Exercise brief.
Render the items from the first line through the line that contains "parcel-label: 854/6 xyxy=(767,188,795,200)" as a numbered list, leaving out any blank lines.

◇ ◇ ◇ ◇ ◇

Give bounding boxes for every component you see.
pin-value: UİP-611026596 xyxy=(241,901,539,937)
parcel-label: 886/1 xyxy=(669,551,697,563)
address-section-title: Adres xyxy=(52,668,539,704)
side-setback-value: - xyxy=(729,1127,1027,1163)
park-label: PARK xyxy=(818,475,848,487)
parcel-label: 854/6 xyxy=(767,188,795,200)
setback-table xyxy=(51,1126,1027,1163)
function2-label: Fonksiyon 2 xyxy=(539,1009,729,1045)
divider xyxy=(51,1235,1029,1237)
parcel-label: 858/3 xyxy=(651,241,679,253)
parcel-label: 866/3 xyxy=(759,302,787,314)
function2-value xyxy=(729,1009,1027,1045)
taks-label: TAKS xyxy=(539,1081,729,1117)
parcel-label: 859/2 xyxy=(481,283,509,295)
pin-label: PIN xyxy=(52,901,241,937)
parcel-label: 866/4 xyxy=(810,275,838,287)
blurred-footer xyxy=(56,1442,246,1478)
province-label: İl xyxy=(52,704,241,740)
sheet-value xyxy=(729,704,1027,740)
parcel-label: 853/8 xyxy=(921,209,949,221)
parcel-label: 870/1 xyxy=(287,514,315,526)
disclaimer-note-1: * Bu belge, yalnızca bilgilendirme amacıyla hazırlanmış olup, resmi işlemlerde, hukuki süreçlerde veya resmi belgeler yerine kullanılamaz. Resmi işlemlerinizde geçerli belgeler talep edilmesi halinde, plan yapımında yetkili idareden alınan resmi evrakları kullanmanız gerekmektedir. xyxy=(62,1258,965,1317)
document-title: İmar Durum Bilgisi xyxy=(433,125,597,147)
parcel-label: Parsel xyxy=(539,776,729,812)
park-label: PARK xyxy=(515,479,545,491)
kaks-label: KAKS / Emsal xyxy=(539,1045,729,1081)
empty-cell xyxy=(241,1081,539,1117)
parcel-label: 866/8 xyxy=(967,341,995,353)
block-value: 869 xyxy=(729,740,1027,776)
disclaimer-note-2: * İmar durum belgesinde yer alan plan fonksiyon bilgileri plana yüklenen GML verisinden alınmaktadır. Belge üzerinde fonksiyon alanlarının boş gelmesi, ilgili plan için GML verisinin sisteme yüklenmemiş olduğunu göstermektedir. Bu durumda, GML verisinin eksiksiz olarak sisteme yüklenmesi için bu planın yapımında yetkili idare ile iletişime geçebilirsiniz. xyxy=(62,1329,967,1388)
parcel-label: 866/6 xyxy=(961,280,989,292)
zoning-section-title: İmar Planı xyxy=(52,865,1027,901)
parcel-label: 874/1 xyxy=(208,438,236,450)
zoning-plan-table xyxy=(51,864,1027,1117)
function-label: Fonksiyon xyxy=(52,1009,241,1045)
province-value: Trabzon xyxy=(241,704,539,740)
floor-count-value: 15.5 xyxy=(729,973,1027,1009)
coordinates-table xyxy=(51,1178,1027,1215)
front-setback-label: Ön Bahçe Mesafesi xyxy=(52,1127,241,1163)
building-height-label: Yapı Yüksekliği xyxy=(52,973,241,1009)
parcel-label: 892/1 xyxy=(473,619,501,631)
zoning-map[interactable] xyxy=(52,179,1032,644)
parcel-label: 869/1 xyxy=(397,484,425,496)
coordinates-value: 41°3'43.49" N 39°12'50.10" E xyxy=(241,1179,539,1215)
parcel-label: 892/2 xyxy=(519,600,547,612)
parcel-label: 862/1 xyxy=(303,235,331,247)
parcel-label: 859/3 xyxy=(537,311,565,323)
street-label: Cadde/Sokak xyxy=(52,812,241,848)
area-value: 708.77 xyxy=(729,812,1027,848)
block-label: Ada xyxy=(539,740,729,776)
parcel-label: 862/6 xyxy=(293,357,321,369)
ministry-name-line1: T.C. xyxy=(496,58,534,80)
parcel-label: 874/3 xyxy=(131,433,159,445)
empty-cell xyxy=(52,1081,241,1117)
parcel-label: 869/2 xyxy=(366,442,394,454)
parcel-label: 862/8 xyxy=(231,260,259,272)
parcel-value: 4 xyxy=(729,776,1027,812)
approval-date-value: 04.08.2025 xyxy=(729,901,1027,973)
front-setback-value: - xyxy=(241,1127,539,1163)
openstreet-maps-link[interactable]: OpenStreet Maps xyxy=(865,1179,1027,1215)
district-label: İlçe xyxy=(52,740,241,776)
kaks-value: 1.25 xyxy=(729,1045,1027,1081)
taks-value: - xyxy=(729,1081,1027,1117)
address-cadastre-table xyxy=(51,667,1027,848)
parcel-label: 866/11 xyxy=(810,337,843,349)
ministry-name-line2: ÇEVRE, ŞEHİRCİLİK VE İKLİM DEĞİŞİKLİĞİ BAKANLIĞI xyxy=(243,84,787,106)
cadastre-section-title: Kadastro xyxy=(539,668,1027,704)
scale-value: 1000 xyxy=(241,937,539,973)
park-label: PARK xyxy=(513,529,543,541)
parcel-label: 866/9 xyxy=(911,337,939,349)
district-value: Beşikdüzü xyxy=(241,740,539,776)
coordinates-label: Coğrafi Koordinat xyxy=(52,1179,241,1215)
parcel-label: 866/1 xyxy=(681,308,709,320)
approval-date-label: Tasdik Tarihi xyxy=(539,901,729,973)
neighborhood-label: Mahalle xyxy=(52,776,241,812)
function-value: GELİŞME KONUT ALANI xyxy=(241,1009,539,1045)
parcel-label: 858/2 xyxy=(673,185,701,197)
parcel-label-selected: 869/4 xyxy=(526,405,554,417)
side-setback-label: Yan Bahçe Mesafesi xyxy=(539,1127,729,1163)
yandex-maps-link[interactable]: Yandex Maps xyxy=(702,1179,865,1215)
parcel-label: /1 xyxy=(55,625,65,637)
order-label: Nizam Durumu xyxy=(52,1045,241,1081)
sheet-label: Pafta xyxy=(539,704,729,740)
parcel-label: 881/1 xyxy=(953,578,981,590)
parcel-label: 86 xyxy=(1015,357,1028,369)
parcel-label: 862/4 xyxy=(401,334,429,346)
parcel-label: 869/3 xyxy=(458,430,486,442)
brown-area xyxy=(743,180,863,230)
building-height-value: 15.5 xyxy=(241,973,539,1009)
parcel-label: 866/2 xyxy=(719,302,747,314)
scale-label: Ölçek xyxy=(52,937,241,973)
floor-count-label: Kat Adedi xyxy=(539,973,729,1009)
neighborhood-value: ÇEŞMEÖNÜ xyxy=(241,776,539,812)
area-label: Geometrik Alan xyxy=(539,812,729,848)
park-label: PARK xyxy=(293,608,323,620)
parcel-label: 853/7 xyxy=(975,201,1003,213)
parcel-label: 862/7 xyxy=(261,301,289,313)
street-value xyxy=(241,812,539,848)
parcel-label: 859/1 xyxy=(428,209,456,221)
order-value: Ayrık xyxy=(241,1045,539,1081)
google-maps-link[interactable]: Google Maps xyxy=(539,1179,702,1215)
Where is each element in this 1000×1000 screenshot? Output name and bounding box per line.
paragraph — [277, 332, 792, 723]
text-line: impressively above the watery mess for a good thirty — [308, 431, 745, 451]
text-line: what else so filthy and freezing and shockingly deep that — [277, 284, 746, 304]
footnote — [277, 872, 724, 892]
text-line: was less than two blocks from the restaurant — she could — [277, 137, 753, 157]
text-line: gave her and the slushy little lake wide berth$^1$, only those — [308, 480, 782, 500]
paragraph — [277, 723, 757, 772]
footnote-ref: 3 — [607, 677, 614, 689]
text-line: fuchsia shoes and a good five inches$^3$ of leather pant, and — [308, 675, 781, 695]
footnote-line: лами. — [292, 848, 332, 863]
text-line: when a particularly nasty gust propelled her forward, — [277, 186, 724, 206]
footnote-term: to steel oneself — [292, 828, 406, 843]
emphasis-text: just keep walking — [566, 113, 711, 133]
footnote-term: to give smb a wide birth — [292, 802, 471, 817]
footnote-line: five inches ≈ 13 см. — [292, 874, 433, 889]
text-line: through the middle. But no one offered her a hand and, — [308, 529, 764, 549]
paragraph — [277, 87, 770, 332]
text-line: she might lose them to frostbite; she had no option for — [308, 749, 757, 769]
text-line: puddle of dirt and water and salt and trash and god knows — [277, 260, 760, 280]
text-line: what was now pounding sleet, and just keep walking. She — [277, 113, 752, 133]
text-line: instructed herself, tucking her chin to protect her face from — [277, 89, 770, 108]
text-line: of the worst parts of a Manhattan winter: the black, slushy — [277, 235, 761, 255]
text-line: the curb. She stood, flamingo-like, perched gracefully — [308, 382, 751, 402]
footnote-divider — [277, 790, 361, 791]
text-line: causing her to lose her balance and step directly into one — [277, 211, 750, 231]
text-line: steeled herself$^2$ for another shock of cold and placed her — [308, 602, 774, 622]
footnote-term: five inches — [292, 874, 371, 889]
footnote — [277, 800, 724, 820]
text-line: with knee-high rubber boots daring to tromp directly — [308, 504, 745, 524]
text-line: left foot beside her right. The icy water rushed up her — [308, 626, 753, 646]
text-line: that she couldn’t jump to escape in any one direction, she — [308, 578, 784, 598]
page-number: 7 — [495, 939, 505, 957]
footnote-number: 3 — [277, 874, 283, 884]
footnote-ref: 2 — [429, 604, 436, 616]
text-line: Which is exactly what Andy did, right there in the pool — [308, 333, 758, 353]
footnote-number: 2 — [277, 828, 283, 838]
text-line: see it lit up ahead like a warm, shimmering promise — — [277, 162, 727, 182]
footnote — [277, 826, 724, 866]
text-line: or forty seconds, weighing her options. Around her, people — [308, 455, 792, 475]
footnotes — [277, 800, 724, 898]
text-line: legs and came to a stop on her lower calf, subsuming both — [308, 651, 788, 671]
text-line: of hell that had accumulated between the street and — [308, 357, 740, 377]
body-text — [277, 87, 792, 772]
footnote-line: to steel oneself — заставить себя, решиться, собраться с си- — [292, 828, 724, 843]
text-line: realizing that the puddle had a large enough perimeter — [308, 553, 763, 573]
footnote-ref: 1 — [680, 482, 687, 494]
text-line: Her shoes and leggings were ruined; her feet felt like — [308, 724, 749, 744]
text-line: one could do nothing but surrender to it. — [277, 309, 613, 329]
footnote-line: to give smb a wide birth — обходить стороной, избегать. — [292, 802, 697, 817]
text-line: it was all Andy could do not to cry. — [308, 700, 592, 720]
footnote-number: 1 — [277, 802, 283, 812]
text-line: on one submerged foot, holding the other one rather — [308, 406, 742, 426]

◇ ◇ ◇ ◇ ◇

Written solution.
1. Give bounding boxes for every component you see.
2. pin-value: UİP-611026596 xyxy=(241,901,539,937)
3. parcel-label: 886/1 xyxy=(669,551,697,563)
4. address-section-title: Adres xyxy=(52,668,539,704)
5. side-setback-value: - xyxy=(729,1127,1027,1163)
6. park-label: PARK xyxy=(818,475,848,487)
7. parcel-label: 854/6 xyxy=(767,188,795,200)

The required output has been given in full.